WRITTEN PROBLEM: Please find all lines in the data that hold the string "health" and copy them.

DATA EXCERPTS:
┄┄┄┄┄┄

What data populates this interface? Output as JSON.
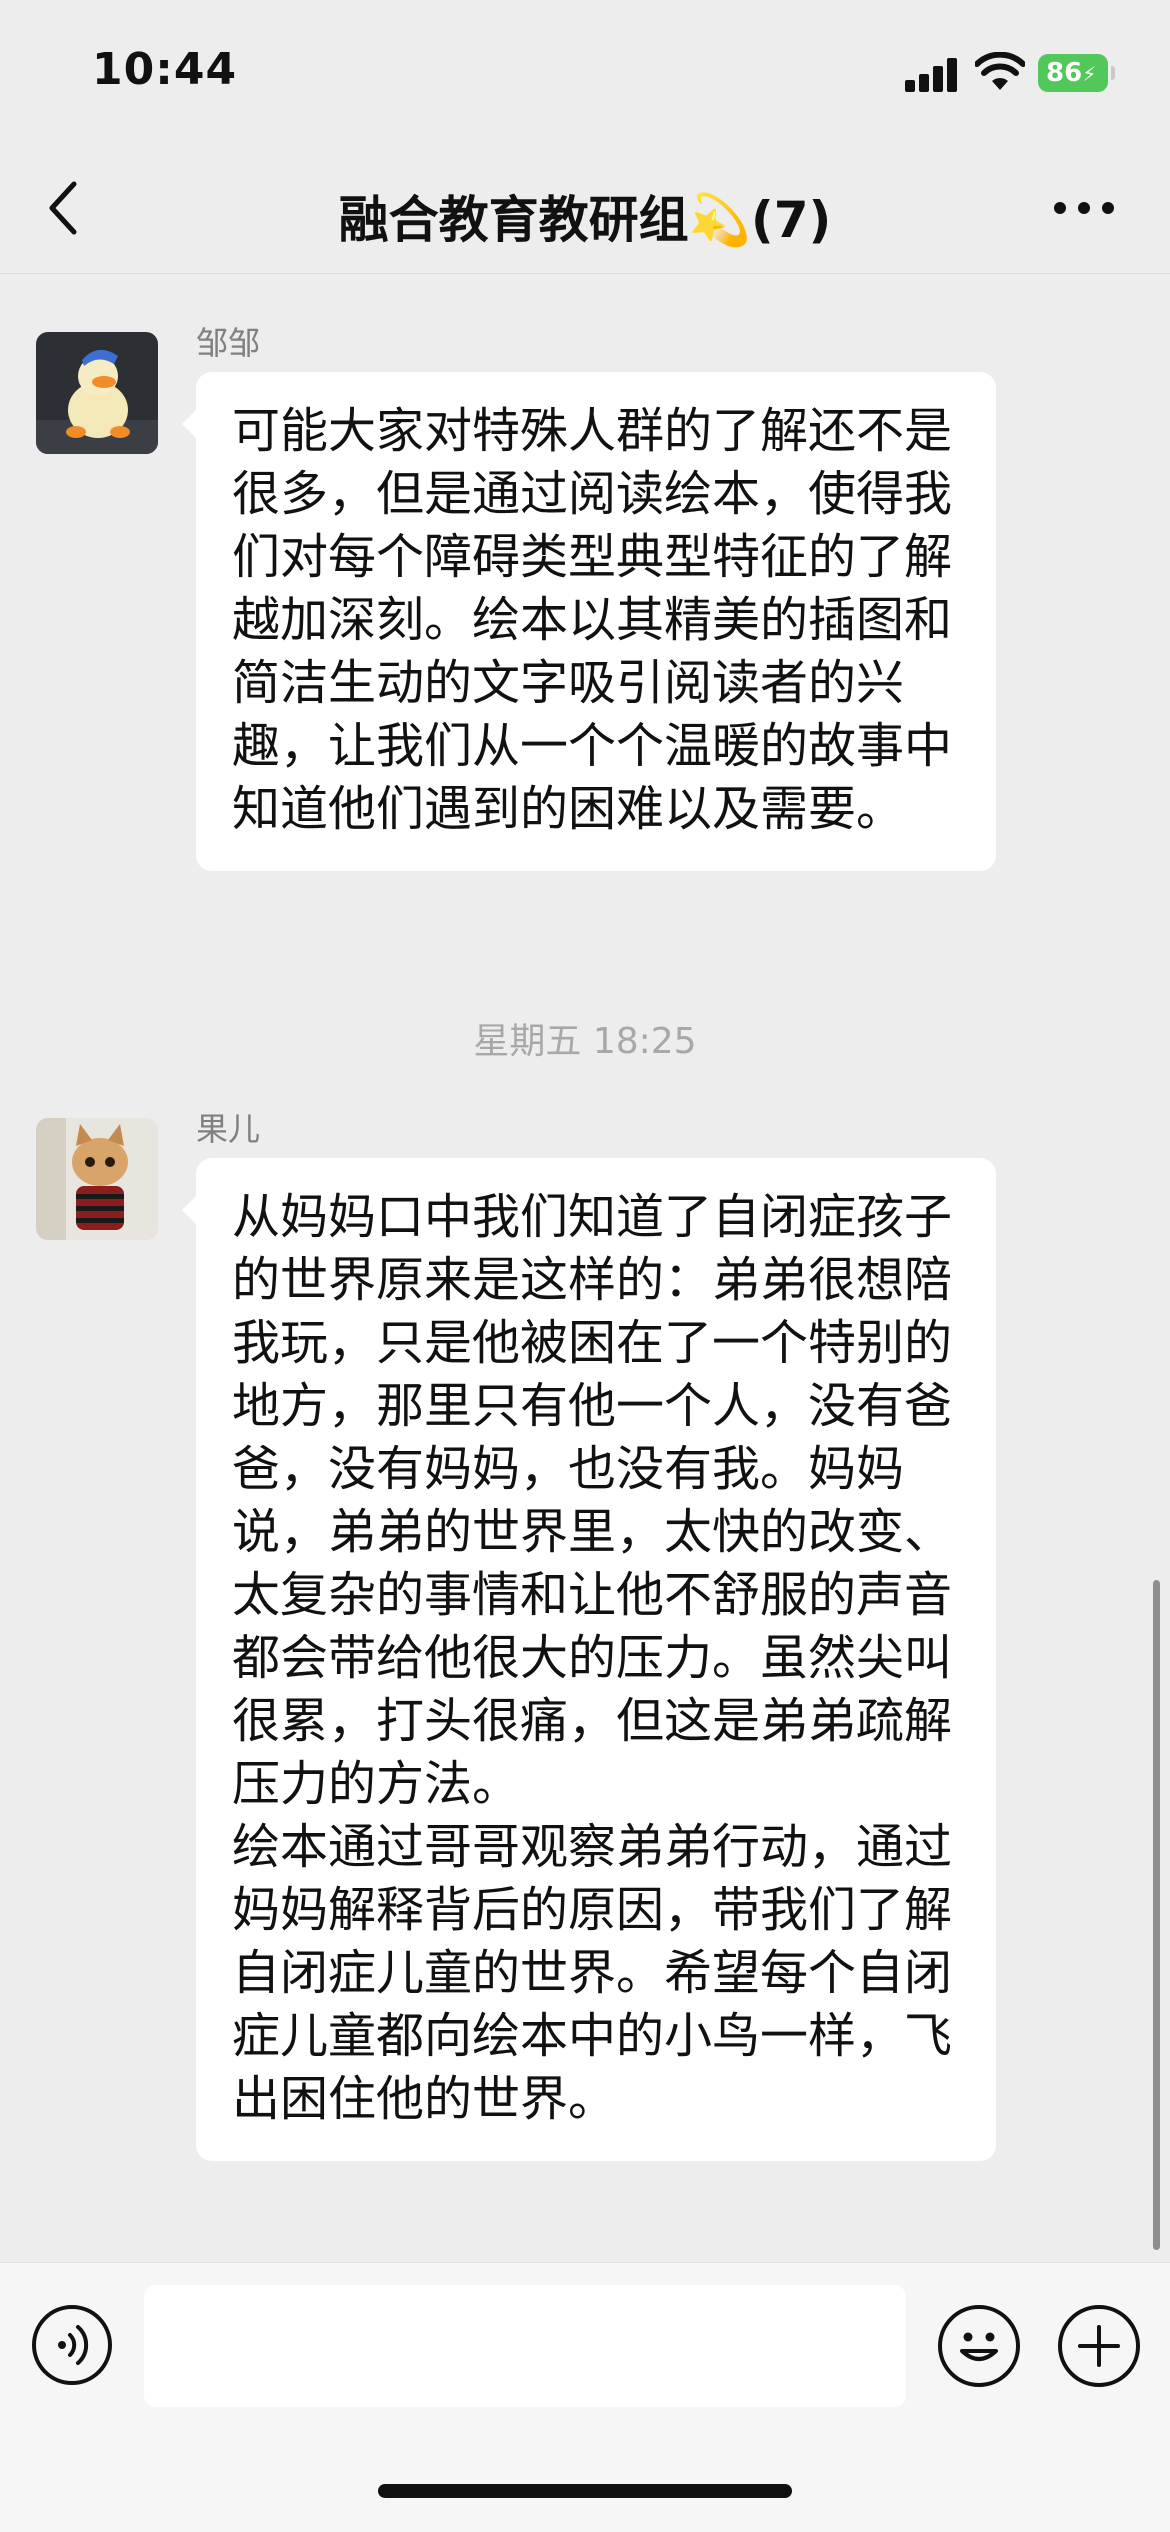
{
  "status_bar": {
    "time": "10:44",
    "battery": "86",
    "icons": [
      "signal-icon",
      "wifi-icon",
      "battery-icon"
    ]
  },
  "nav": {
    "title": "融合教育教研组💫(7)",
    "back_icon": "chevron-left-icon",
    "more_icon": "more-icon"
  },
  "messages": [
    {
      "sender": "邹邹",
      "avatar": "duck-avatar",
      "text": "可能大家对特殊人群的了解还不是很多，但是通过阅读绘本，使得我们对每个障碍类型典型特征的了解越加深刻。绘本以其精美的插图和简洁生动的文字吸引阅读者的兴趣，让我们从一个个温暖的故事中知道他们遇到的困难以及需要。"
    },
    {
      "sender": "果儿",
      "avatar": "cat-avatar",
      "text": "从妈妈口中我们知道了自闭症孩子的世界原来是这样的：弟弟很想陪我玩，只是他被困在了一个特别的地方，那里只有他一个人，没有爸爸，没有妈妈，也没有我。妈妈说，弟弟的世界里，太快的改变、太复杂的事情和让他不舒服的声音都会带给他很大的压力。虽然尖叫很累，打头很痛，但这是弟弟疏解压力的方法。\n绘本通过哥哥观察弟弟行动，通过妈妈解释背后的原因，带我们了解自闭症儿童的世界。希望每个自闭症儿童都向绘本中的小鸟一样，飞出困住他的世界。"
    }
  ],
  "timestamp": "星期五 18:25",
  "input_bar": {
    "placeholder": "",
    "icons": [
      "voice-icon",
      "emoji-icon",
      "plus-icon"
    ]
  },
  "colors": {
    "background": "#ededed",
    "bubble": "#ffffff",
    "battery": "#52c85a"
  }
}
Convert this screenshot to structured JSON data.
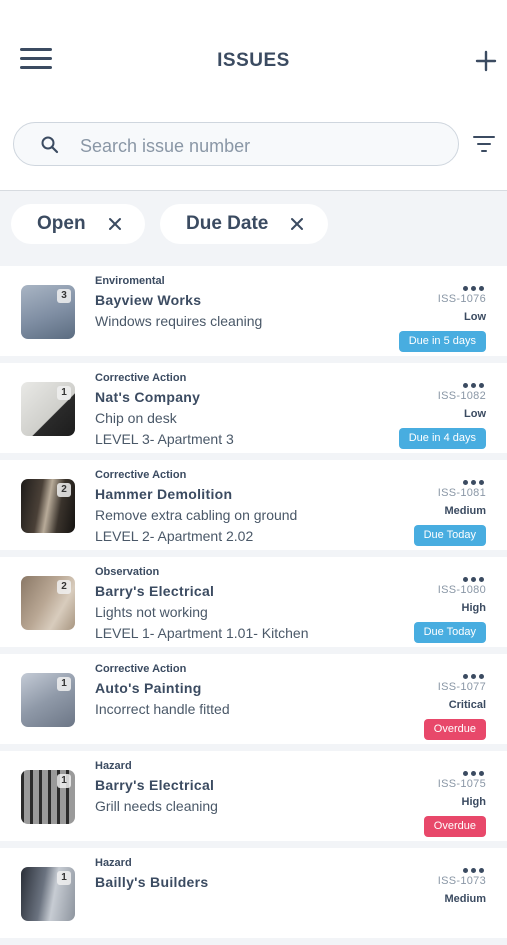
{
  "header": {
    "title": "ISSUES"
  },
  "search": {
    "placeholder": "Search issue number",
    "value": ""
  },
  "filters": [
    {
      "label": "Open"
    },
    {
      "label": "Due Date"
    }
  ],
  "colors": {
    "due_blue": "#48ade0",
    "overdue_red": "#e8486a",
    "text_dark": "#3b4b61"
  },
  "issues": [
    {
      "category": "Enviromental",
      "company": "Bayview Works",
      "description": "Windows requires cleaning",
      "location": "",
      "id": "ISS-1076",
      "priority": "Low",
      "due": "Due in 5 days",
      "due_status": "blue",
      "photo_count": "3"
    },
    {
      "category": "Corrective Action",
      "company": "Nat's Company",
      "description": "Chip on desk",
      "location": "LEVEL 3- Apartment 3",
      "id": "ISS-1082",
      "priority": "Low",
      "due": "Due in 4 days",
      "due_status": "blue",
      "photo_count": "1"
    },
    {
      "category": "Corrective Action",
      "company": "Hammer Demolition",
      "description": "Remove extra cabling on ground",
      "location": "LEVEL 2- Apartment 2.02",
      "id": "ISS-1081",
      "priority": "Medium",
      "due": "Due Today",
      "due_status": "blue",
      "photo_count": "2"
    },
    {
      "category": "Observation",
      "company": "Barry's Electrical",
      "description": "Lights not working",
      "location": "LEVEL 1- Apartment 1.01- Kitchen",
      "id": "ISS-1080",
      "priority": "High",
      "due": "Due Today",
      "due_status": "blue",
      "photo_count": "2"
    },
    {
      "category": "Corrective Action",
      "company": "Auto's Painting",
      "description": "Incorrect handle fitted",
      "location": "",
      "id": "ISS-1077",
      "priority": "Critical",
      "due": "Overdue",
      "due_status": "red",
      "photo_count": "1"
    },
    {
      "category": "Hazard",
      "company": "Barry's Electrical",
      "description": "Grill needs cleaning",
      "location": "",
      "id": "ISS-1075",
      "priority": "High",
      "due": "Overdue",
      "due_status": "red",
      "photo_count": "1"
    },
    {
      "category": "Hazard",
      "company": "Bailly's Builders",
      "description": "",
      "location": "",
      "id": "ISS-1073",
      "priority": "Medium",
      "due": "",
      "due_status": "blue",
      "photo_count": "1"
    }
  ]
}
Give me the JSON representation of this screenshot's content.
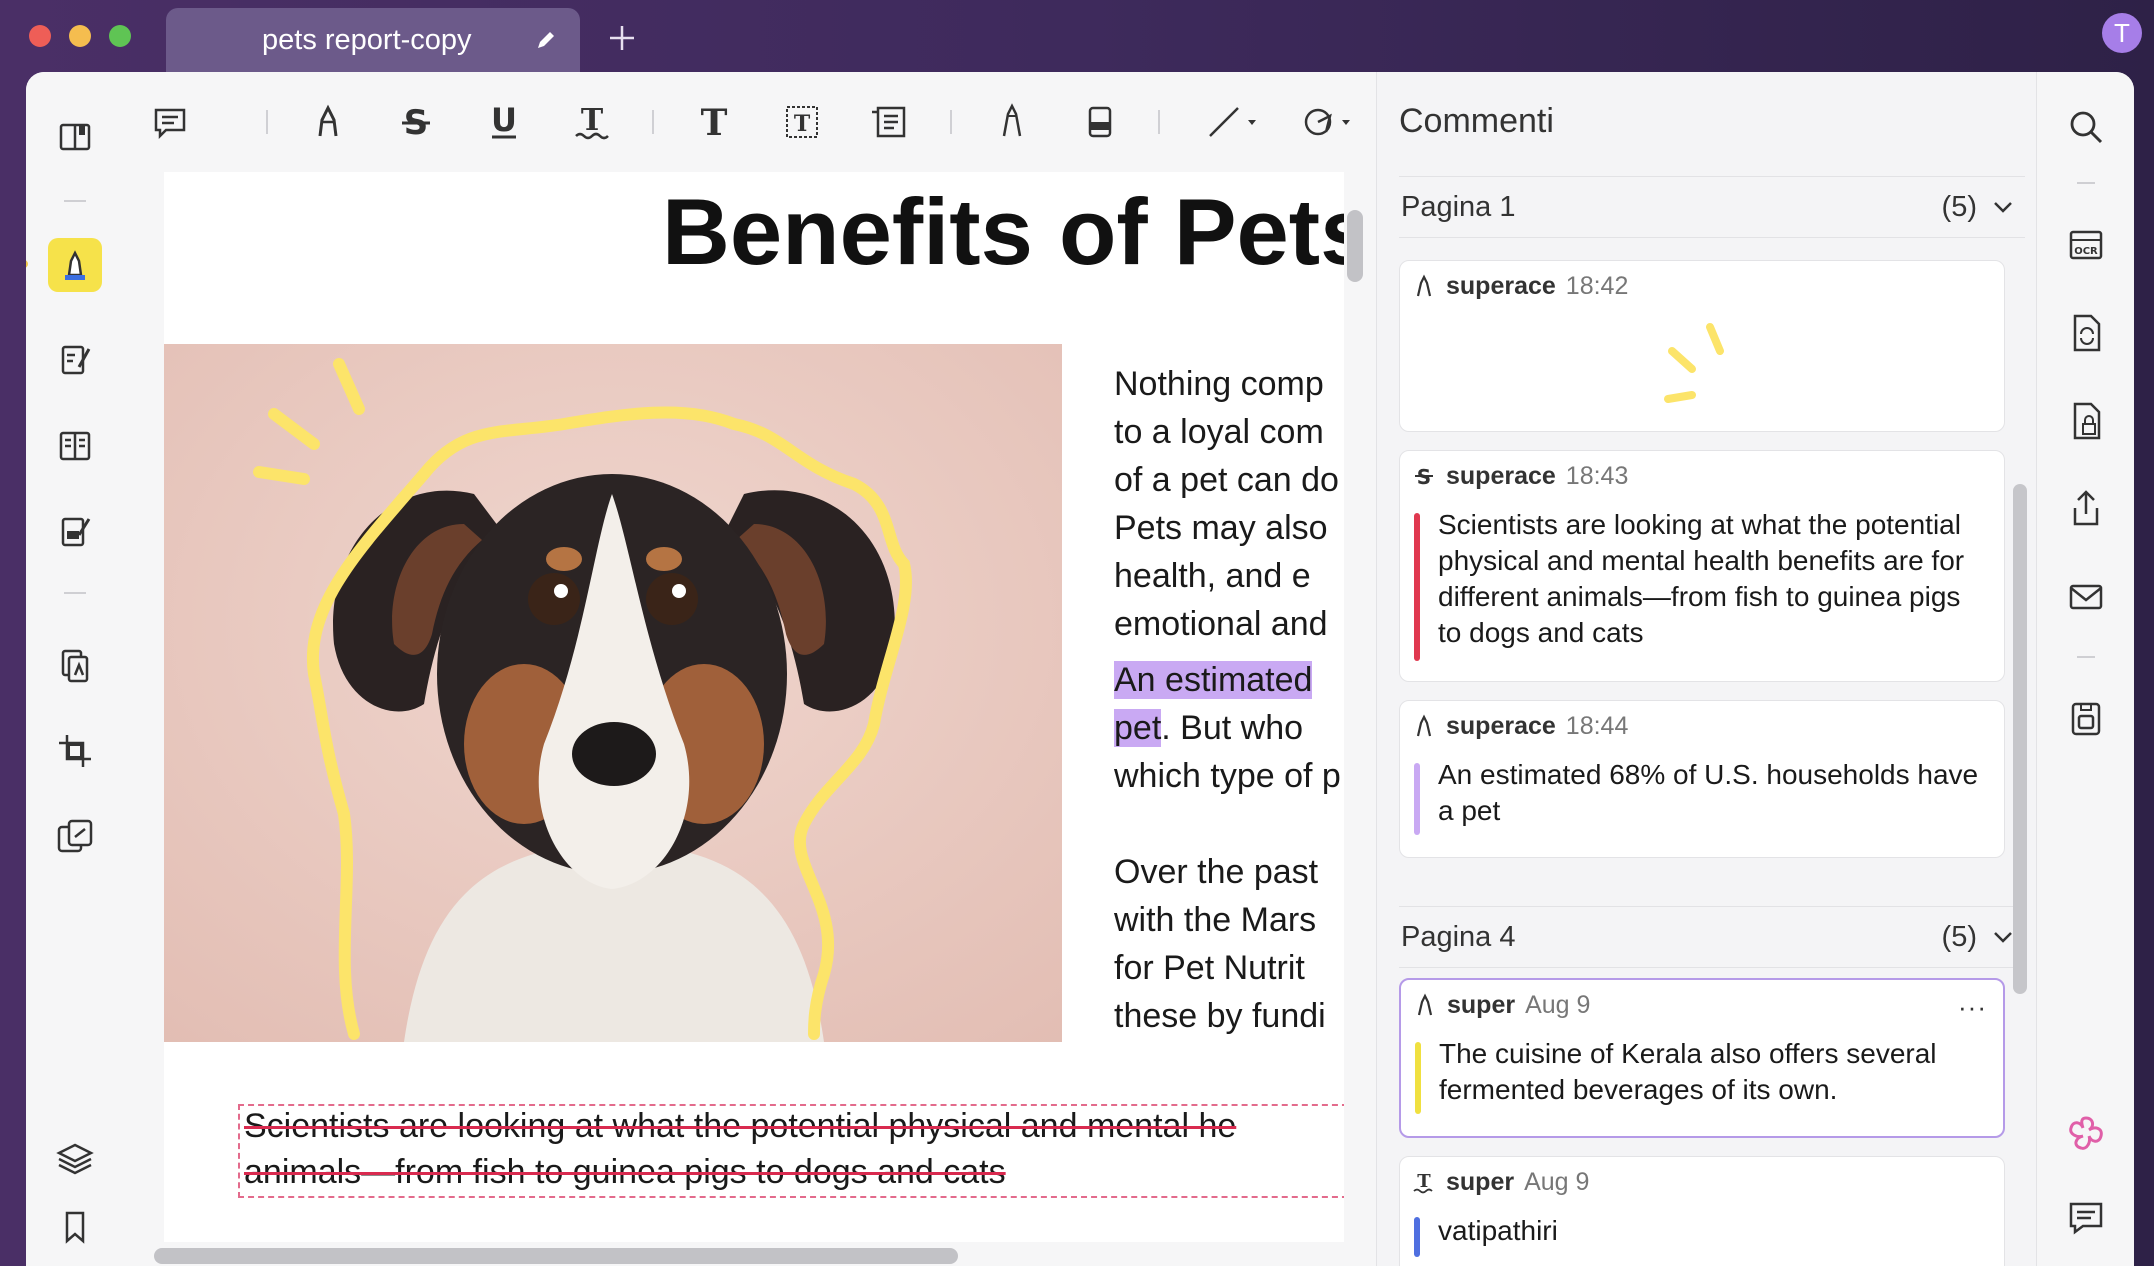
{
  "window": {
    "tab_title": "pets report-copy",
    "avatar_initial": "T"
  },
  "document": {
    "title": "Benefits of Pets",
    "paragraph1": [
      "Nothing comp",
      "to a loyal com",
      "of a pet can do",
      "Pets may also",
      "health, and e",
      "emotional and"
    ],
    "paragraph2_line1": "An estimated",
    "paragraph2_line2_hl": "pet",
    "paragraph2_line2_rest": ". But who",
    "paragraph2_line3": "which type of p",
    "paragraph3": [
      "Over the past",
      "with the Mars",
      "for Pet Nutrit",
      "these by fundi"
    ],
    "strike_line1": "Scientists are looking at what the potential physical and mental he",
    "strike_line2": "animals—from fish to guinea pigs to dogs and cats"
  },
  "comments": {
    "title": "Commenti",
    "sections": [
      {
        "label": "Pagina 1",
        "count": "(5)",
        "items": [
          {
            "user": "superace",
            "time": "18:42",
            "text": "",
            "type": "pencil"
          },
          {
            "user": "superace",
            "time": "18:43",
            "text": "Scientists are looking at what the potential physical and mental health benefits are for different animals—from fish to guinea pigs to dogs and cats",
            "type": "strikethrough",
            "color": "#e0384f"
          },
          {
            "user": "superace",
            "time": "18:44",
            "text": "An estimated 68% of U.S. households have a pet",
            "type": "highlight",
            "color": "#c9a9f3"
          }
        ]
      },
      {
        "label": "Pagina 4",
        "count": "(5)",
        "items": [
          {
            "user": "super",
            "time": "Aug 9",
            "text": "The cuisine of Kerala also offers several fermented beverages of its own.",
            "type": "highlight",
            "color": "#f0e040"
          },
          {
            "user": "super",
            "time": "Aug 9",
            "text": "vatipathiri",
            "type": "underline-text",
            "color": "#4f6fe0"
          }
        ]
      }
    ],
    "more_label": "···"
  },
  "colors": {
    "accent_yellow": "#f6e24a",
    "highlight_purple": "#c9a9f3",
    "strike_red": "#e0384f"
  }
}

┄┄┄┄┄┄

WRITTEN REPLY:
      "health, and e",
            "text": "Scientists are looking at what the potential physical and mental health benefits are for different animals—from fish to guinea pigs to dogs and cats",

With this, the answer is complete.